*Set task*
List all lines in the material below that contain "course".

*Data listing*
>>>>>

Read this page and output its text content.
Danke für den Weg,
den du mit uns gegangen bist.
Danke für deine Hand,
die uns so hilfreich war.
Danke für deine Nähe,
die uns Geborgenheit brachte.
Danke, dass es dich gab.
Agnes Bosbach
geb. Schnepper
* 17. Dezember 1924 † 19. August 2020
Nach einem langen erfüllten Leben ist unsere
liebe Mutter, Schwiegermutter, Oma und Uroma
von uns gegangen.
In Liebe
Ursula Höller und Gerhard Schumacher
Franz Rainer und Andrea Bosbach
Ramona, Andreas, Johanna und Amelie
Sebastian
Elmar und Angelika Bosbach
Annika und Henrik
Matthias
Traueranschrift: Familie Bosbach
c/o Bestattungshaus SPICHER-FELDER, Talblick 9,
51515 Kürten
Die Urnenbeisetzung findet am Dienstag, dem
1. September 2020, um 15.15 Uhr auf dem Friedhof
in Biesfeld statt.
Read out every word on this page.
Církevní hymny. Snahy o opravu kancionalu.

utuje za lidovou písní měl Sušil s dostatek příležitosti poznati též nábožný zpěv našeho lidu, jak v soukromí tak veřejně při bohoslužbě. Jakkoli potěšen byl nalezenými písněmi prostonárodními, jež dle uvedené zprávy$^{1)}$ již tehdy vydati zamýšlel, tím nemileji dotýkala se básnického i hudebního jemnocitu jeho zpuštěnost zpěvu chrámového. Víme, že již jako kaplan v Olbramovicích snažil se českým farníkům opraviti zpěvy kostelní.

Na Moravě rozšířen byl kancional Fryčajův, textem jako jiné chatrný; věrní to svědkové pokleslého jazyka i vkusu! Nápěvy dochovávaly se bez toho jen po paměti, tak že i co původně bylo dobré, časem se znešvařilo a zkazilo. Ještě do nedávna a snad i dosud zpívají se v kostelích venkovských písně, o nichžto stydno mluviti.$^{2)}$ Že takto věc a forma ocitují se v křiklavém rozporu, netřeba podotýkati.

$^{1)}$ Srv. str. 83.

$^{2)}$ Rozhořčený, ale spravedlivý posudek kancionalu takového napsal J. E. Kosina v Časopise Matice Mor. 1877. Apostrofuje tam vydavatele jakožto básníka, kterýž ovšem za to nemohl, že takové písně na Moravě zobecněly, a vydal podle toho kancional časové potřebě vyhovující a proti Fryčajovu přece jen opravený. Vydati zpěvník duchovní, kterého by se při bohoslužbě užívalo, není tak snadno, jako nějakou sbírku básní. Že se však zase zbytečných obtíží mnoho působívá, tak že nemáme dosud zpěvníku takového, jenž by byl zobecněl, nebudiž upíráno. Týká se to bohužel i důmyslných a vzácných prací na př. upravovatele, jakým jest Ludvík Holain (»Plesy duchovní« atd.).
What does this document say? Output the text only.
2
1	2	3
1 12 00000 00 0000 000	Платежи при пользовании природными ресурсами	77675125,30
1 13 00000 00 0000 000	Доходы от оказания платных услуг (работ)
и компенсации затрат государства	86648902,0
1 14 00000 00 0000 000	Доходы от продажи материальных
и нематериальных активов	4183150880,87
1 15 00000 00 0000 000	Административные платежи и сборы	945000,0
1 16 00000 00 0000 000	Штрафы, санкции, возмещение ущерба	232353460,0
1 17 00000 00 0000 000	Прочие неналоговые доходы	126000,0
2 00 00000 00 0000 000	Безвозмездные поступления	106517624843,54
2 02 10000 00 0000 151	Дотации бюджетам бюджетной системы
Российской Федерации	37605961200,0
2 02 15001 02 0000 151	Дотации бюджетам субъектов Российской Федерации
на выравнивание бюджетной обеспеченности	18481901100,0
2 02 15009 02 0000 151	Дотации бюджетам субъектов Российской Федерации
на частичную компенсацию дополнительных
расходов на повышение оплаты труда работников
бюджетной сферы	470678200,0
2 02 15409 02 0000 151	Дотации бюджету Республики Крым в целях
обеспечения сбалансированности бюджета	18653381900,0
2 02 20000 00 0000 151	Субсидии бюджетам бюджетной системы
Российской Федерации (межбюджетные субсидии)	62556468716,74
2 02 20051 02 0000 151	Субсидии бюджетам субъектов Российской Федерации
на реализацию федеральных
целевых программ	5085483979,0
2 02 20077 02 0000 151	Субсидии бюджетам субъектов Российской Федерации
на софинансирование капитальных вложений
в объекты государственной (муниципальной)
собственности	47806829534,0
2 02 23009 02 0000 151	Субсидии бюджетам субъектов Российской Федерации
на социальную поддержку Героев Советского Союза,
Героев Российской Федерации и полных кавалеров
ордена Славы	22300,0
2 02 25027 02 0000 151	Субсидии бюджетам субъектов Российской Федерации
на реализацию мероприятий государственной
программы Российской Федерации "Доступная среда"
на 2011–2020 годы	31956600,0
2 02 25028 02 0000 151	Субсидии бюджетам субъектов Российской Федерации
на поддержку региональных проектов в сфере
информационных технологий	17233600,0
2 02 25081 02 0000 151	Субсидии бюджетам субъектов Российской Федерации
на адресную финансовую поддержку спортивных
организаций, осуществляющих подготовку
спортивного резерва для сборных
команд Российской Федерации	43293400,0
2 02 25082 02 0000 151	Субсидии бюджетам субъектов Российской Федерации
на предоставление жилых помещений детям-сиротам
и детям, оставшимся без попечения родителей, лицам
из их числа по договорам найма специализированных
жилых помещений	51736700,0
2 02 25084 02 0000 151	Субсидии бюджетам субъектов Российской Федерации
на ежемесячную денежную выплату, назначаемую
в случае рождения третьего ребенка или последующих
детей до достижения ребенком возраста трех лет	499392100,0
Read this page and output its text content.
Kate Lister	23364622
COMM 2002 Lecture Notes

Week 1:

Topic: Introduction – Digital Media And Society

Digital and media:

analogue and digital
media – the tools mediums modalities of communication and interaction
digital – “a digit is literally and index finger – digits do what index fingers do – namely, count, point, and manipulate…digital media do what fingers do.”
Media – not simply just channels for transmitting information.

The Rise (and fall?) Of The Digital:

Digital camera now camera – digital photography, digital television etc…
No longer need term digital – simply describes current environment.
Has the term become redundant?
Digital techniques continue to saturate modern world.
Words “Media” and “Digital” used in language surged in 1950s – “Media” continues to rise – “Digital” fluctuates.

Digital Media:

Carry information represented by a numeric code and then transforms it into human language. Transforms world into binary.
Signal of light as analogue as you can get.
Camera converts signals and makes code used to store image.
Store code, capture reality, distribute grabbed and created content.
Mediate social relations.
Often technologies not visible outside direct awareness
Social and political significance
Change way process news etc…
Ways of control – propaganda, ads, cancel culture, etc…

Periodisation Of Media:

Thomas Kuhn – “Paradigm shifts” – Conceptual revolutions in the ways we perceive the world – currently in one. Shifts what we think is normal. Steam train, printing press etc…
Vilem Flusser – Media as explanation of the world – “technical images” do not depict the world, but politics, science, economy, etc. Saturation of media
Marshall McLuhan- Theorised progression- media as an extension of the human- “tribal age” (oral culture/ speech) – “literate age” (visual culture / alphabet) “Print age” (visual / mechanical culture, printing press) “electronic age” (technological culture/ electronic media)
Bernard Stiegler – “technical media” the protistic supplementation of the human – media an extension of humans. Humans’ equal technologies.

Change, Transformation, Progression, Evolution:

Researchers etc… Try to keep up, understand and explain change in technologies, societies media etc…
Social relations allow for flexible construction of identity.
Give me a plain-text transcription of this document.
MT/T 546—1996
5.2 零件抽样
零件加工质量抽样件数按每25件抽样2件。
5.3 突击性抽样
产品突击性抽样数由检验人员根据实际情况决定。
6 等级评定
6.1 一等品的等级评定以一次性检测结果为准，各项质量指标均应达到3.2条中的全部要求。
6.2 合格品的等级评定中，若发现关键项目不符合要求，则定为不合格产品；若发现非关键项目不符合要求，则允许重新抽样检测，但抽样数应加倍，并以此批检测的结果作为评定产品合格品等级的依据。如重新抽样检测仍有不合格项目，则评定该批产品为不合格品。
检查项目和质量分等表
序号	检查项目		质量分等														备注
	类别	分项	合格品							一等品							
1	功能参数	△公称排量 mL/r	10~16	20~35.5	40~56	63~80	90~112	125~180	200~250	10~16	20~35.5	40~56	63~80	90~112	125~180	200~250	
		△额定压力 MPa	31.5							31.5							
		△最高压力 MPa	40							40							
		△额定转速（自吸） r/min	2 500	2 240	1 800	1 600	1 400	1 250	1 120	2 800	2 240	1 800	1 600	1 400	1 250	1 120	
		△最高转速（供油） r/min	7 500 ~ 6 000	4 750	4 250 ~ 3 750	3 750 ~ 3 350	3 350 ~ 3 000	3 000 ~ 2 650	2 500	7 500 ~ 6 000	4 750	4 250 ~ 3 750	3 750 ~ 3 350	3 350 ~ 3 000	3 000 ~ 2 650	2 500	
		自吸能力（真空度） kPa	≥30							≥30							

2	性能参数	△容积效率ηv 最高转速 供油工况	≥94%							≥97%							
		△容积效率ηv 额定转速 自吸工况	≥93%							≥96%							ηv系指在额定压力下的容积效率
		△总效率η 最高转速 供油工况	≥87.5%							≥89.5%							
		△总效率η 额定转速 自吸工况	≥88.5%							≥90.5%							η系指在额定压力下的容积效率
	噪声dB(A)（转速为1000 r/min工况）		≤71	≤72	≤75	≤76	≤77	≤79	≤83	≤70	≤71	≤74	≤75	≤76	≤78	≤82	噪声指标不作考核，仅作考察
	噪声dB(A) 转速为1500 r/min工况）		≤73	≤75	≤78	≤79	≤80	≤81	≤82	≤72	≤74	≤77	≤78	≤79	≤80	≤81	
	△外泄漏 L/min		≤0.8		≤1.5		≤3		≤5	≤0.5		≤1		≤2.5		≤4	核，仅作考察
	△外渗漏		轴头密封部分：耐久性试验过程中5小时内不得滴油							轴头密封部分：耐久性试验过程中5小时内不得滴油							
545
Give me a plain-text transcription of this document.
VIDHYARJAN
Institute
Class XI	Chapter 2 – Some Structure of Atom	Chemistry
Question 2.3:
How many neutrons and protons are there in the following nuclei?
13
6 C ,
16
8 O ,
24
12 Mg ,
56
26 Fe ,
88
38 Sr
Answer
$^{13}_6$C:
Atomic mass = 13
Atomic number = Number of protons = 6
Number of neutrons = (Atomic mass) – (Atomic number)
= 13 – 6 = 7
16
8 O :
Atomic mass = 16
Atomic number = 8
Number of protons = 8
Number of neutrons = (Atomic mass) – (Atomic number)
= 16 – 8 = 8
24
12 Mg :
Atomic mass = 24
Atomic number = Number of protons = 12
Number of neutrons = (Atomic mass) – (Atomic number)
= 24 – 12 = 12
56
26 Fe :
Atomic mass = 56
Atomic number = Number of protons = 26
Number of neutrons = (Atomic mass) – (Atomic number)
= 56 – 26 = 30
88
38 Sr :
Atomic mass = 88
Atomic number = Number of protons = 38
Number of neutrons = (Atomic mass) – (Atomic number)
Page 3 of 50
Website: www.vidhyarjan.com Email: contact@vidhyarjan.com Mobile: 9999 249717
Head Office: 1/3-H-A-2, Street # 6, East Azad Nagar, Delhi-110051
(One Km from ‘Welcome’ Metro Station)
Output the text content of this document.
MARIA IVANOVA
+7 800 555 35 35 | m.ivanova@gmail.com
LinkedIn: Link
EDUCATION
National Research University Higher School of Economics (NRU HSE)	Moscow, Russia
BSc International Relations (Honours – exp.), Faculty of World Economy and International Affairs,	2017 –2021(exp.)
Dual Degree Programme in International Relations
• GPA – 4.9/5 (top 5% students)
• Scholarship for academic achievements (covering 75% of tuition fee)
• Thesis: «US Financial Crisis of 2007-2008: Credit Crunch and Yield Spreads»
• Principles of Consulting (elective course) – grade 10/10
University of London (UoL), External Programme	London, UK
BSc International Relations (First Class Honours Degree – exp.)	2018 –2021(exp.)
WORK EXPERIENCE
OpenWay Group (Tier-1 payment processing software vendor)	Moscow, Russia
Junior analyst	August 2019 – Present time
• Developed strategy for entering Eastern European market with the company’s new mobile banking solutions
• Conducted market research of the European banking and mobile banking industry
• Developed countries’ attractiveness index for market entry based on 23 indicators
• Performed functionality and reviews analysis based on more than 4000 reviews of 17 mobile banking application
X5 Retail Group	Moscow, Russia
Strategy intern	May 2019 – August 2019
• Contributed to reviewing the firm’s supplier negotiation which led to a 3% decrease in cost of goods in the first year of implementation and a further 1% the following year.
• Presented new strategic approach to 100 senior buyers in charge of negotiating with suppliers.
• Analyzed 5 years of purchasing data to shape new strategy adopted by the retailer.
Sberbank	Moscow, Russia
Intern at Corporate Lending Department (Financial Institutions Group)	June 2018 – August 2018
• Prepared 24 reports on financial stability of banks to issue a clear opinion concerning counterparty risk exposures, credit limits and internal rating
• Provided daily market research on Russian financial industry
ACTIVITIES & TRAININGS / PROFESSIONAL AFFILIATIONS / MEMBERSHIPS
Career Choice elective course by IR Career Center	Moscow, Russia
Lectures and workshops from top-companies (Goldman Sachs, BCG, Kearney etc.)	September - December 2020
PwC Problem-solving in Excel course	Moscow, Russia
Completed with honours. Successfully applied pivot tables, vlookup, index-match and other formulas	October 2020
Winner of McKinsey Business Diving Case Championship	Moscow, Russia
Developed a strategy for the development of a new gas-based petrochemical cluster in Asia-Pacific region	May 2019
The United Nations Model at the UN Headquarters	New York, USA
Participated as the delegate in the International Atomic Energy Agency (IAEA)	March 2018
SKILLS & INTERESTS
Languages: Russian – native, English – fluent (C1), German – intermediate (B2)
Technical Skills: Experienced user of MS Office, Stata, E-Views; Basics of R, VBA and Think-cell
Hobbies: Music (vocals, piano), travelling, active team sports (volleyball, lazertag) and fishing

<<<<<

*Response to this task*
• Principles of Consulting (elective course) – grade 10/10
Career Choice elective course by IR Career Center	Moscow, Russia
PwC Problem-solving in Excel course	Moscow, Russia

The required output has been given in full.